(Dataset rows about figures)
[start]

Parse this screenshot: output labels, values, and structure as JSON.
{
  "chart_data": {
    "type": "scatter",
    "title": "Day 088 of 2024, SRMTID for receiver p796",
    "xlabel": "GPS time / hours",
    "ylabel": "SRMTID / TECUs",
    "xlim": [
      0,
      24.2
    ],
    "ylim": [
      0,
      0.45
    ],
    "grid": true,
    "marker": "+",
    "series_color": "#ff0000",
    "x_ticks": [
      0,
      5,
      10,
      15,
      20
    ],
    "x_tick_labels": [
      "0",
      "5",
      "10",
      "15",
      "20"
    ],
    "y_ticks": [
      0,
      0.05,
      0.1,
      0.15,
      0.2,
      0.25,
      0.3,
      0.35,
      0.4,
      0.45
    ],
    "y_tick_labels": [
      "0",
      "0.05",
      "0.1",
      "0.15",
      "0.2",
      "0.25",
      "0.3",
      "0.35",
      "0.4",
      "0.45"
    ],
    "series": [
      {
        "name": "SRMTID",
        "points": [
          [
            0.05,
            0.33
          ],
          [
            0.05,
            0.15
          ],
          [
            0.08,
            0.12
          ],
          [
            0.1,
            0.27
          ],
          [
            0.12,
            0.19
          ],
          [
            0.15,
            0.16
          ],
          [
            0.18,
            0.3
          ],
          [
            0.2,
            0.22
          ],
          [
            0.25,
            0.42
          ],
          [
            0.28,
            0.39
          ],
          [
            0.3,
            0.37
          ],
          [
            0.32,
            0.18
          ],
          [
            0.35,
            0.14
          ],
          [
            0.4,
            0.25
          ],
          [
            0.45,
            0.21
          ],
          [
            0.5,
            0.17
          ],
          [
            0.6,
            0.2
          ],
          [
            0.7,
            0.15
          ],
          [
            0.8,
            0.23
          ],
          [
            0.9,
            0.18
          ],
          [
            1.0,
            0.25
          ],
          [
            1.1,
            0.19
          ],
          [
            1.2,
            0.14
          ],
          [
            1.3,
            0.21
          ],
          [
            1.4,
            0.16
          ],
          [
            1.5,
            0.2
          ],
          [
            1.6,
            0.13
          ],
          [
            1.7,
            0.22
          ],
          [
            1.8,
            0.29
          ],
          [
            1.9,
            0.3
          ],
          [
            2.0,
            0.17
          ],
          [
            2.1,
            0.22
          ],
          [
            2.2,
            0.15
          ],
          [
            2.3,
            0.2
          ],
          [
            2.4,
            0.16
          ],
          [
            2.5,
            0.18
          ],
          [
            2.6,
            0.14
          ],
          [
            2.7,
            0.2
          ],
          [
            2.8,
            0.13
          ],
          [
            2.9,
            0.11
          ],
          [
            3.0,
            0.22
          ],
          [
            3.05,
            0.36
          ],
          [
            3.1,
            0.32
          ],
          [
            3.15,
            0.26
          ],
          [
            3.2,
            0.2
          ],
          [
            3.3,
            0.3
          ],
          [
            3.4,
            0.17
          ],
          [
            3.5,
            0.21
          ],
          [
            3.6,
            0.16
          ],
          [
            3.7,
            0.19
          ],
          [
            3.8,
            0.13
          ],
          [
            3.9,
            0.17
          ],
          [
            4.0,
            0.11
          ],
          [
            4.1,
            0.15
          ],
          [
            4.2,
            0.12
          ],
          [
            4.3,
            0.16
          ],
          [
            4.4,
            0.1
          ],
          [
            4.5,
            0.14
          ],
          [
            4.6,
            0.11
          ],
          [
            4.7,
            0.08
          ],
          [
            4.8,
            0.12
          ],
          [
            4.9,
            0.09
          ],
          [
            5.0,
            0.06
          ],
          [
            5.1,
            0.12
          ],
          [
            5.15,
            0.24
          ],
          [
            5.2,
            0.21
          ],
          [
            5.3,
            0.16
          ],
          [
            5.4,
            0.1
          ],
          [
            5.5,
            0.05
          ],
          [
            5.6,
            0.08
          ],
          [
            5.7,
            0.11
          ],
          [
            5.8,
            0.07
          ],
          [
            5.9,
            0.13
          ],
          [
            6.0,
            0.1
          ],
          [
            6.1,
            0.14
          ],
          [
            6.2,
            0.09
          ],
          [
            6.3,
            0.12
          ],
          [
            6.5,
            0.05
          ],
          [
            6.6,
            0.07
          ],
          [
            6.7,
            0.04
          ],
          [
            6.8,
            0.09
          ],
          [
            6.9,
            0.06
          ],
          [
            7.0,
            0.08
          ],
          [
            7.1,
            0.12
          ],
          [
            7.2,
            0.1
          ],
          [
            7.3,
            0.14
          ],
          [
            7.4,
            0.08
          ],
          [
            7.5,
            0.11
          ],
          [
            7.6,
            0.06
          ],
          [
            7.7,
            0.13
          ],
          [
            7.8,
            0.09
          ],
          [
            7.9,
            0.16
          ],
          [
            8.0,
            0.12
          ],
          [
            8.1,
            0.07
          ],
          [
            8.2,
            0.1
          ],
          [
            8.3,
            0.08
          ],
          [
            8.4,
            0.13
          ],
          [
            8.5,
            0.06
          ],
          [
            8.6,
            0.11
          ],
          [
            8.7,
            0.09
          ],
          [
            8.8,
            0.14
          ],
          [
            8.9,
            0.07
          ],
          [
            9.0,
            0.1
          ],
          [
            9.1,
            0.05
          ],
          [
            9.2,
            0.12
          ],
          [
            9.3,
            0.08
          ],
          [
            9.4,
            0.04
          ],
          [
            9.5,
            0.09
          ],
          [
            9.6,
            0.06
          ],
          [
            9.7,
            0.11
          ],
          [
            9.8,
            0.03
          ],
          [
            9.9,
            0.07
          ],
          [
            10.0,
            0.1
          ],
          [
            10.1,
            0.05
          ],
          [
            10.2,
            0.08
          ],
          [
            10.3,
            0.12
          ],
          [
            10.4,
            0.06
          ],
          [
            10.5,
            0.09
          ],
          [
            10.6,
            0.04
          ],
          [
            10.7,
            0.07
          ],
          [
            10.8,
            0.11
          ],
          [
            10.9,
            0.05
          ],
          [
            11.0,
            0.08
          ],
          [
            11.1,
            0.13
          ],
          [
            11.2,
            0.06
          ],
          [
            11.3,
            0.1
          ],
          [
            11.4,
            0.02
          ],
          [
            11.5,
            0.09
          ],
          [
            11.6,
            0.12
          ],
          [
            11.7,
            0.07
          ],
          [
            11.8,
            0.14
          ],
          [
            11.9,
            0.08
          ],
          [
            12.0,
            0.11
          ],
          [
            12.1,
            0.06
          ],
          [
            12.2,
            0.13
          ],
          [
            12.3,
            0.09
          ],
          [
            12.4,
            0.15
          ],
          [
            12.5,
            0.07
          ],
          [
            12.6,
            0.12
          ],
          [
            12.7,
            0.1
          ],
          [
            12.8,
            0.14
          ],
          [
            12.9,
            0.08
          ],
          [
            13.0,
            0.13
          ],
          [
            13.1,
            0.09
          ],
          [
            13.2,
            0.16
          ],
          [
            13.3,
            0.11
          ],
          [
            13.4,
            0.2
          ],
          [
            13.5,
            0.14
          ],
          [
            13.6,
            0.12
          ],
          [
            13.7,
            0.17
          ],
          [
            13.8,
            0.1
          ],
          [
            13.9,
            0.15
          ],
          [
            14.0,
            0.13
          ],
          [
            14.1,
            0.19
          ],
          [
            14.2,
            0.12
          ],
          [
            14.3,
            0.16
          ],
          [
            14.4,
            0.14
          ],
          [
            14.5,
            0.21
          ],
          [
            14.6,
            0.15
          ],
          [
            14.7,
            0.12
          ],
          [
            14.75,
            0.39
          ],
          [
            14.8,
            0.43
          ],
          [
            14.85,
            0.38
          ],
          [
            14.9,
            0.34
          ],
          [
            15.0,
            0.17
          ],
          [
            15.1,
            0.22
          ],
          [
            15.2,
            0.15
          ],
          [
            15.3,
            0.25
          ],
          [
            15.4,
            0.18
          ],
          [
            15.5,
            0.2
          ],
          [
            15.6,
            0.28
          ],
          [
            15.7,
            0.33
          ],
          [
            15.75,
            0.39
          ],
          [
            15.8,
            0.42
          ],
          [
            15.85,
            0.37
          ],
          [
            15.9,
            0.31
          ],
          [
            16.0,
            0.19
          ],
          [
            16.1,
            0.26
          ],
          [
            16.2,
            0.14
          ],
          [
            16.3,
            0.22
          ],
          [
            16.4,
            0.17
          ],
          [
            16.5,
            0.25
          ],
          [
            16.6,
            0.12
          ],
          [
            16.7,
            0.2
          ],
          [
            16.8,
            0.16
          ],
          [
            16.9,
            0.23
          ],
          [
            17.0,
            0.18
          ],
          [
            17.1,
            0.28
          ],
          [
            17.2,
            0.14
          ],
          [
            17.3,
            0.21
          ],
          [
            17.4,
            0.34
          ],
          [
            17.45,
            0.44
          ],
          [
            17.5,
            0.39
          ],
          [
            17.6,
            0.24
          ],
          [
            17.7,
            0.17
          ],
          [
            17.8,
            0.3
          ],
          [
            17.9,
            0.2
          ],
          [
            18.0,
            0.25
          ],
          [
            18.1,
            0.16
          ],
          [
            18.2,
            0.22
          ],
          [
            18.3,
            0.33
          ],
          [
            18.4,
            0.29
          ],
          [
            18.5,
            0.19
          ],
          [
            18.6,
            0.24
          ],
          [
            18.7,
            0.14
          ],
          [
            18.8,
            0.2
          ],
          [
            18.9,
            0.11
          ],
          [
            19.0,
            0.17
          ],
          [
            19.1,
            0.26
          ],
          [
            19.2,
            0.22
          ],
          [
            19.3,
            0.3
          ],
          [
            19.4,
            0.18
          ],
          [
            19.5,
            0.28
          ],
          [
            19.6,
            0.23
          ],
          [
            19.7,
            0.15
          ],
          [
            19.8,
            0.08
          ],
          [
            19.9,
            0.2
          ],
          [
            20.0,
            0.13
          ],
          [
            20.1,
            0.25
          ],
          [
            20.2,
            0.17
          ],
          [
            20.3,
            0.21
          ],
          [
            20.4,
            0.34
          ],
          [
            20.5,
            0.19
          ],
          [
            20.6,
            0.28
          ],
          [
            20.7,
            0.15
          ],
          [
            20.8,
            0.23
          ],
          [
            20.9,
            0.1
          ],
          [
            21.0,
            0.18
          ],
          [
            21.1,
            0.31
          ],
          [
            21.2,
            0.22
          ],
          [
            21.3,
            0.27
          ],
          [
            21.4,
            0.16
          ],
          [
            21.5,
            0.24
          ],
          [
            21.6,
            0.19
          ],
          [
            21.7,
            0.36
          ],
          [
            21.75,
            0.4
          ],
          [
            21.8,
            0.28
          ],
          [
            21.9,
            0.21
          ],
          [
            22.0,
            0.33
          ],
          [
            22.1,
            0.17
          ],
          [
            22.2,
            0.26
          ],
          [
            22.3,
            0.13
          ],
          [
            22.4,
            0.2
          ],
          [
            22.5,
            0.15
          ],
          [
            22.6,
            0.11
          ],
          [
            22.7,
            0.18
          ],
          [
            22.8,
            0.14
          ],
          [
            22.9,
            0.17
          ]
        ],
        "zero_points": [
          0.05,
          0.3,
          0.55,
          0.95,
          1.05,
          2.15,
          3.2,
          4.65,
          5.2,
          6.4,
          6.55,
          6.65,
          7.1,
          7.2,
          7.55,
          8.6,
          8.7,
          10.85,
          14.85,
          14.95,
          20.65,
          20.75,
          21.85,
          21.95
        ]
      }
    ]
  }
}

[end]

#### INSTRUCTIONS FOR THE TASK
From the listing, copy each line containing the word "SRMTID".

#### RESULT FOR THIS EXERCISE
    "title": "Day 088 of 2024, SRMTID for receiver p796",
    "ylabel": "SRMTID / TECUs",
        "name": "SRMTID",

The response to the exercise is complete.